**SOURCE EXTRACT:**
-- Start --

# Treatment for damaged hair due to dying and hair straightening



## emvandresar (Feb 17, 2012)

So, I straighten my hair almost every day. I know its bad for it, but i cant stand my natural hair...unless there's a product that will help straighten it.

Also, my hair is beyond damaged because i dye it once per month, which is mad but i dont like dark roots.

Is there a treatment to help my hair?

and in a week im getting low lights and high lights done at the salon. Is it worth it or will it ruin my hair?


----------



## Dragonfly (Feb 17, 2012)

If you are only doing the roots/regrowth then your hair shouldn't be "beyond damaged".

I love it when my curly/wavy hair is straightened but I won't tolerate damage.

So I air dry my hair in a few ponytails with extra elastics to help keep my hair as straight as possible.

The end result is my hair has a nice managble wave.

Because I have bangs I either blow dry them daily or flat iron every week or two.

...............................

-- End --

**GOALS:**
1 > In the hair damage thread, how does Dragonfly air dry their hair?
2 > Using the hair damage thread, say whether each statement agrees with it: (a) emvandresar dyes their hair once a month; (b) Dragonfly flat irons their bangs every day; (c) emvandresar is getting low lights and high lights done at the salon in a week.

**Source data:**

-- Start --

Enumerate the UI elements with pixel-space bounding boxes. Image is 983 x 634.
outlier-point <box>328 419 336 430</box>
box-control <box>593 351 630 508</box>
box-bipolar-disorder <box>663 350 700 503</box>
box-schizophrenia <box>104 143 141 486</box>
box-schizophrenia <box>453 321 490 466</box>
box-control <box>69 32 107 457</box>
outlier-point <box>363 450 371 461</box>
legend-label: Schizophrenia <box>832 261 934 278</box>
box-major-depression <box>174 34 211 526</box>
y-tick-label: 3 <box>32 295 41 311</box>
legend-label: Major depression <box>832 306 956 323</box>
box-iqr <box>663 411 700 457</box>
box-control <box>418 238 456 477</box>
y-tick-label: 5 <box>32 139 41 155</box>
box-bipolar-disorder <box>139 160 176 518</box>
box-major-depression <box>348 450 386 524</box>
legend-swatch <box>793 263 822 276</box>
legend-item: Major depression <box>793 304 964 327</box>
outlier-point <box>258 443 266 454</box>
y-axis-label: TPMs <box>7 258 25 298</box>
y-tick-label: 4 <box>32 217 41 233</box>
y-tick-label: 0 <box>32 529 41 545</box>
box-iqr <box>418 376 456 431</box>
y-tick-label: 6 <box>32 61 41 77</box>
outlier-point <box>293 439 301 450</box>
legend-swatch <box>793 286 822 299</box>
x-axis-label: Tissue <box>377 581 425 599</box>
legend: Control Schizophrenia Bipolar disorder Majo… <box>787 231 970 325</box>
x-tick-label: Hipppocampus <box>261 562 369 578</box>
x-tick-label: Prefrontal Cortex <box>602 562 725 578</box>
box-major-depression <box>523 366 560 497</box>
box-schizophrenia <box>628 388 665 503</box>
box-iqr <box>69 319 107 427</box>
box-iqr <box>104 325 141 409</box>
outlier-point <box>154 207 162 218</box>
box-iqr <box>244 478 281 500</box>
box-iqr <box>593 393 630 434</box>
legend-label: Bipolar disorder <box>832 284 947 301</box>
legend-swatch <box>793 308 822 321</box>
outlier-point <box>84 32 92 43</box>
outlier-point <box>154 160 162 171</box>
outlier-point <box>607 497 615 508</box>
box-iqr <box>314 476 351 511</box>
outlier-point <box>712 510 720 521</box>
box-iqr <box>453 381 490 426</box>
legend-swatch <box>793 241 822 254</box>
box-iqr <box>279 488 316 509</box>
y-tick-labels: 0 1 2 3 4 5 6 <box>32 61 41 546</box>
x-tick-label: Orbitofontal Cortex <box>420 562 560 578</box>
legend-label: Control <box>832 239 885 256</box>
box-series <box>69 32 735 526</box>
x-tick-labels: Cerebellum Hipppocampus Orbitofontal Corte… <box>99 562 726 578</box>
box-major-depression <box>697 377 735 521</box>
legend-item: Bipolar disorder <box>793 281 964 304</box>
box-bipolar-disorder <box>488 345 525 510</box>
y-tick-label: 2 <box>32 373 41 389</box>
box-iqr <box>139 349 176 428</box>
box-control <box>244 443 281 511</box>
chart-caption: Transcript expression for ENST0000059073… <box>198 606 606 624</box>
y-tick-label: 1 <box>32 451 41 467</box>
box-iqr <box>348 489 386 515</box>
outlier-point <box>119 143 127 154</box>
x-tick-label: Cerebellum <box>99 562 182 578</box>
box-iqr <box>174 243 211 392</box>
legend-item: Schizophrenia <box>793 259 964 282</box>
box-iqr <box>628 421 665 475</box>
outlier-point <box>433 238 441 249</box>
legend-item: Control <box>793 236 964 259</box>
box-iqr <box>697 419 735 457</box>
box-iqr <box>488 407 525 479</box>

-- End --

**RESULTS FOR THE EXERCISE:**
1 > In a few ponytails with extra elastics, to help keep it as straight as possible.

2 >
(a) Yes: "i dye it once per month"
(b) No: "I either blow dry them daily or flat iron every week or two."
(c) Yes: "in a week im getting low lights and high lights done at the salon"